== Task prompt ==
Write out the complete material exactly as it stands.

== Exercise inputs ==

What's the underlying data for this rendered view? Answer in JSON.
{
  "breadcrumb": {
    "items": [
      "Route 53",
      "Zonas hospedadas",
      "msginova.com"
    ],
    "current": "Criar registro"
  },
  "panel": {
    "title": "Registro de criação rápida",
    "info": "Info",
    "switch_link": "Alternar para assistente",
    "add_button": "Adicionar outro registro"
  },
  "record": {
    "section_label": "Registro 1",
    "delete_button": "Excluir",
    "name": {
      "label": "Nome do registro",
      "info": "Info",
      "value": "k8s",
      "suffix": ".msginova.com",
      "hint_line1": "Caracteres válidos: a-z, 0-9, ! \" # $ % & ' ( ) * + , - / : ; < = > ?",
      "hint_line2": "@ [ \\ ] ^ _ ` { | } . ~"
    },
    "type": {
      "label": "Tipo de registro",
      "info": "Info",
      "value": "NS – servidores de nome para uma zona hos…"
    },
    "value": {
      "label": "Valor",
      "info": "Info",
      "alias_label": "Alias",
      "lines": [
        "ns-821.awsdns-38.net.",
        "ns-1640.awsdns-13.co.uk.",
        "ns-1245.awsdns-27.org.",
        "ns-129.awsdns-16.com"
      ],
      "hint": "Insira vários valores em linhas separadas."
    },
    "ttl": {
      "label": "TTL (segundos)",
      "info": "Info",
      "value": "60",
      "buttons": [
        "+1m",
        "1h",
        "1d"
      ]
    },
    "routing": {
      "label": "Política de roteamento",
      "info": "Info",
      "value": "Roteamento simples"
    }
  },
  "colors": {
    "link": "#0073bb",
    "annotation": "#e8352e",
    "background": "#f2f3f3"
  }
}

== Result of the task ==
What's the underlying data for this rendered view? Answer in JSON.
{
  "breadcrumb": {
    "items": [
      "Route 53",
      "Zonas hospedadas",
      "msginova.com"
    ],
    "current": "Criar registro"
  },
  "panel": {
    "title": "Registro de criação rápida",
    "info": "Info",
    "switch_link": "Alternar para assistente",
    "add_button": "Adicionar outro registro"
  },
  "record": {
    "section_label": "Registro 1",
    "delete_button": "Excluir",
    "name": {
      "label": "Nome do registro",
      "info": "Info",
      "value": "k8s",
      "suffix": ".msginova.com",
      "hint_line1": "Caracteres válidos: a-z, 0-9, ! \" # $ % & ' ( ) * + , - / : ; < = > ?",
      "hint_line2": "@ [ \\ ] ^ _ ` { | } . ~"
    },
    "type": {
      "label": "Tipo de registro",
      "info": "Info",
      "value": "NS – servidores de nome para uma zona hos…"
    },
    "value": {
      "label": "Valor",
      "info": "Info",
      "alias_label": "Alias",
      "lines": [
        "ns-821.awsdns-38.net.",
        "ns-1640.awsdns-13.co.uk.",
        "ns-1245.awsdns-27.org.",
        "ns-129.awsdns-16.com"
      ],
      "hint": "Insira vários valores em linhas separadas."
    },
    "ttl": {
      "label": "TTL (segundos)",
      "info": "Info",
      "value": "60",
      "buttons": [
        "+1m",
        "1h",
        "1d"
      ]
    },
    "routing": {
      "label": "Política de roteamento",
      "info": "Info",
      "value": "Roteamento simples"
    }
  },
  "colors": {
    "link": "#0073bb",
    "annotation": "#e8352e",
    "background": "#f2f3f3"
  }
}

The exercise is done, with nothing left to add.